• _SHORT EXERCISE_: Report all lines from the entries below in which "this" appears.

──────

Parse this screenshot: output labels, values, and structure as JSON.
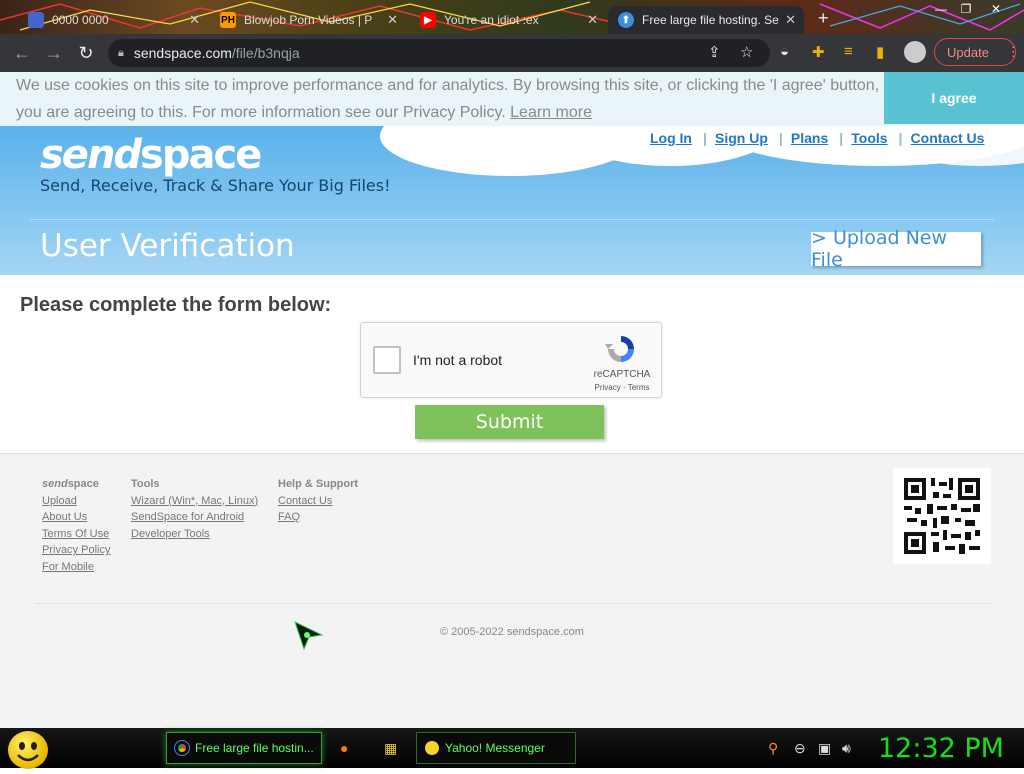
{
  "browser": {
    "tabs": [
      {
        "label": "0000 0000",
        "favicon": "flag-icon",
        "active": false
      },
      {
        "label": "Blowjob Porn Videos | P",
        "favicon_text": "PH",
        "active": false
      },
      {
        "label": "You're an idiot :ex",
        "favicon": "youtube-icon",
        "active": false
      },
      {
        "label": "Free large file hosting. Se",
        "favicon": "sendspace-icon",
        "active": true
      }
    ],
    "close_glyph": "✕",
    "new_tab_glyph": "+",
    "url_host": "sendspace.com",
    "url_path": "/file/b3nqja",
    "update_label": "Update",
    "update_menu_glyph": "⋮"
  },
  "cookie_banner": {
    "text_line1": "We use cookies on this site to improve performance and for analytics. By browsing this site, or clicking the 'I agree' button,",
    "text_line2": "you are agreeing to this. For more information see our Privacy Policy.",
    "learn_more": "Learn more",
    "agree_button": "I agree"
  },
  "header": {
    "logo_a": "send",
    "logo_b": "space",
    "tagline": "Send, Receive, Track & Share Your Big Files!",
    "nav": [
      "Log In",
      "Sign Up",
      "Plans",
      "Tools",
      "Contact Us"
    ],
    "page_title": "User Verification",
    "upload_button": "> Upload New File"
  },
  "form": {
    "title": "Please complete the form below:",
    "captcha_label": "I'm not a robot",
    "captcha_brand": "reCAPTCHA",
    "captcha_links": "Privacy - Terms",
    "submit": "Submit"
  },
  "footer": {
    "col1_heading_a": "send",
    "col1_heading_b": "space",
    "col1": [
      "Upload",
      "About Us",
      "Terms Of Use",
      "Privacy Policy",
      "For Mobile"
    ],
    "col2_heading": "Tools",
    "col2": [
      "Wizard (Win*, Mac, Linux)",
      "SendSpace for Android",
      "Developer Tools"
    ],
    "col3_heading": "Help & Support",
    "col3": [
      "Contact Us",
      "FAQ"
    ],
    "copyright": "© 2005-2022 sendspace.com"
  },
  "taskbar": {
    "tasks": [
      {
        "label": "Free large file hostin...",
        "icon": "chrome-icon"
      },
      {
        "label": "Yahoo! Messenger",
        "icon": "yahoo-messenger-icon"
      }
    ],
    "clock": "12:32 PM"
  },
  "colors": {
    "header_blue": "#5bb1ea",
    "submit_green": "#7fc25b",
    "agree_teal": "#5ac3d3",
    "link_blue": "#1f78c8",
    "clock_green": "#14e014"
  }
}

──────

• _REPLY TO THE TASK_:
Parse this screenshot: output labels, values, and structure as JSON.
    "text_line1": "We use cookies on this site to improve performance and for analytics. By browsing this site, or clicking the 'I agree' button,",
    "text_line2": "you are agreeing to this. For more information see our Privacy Policy.",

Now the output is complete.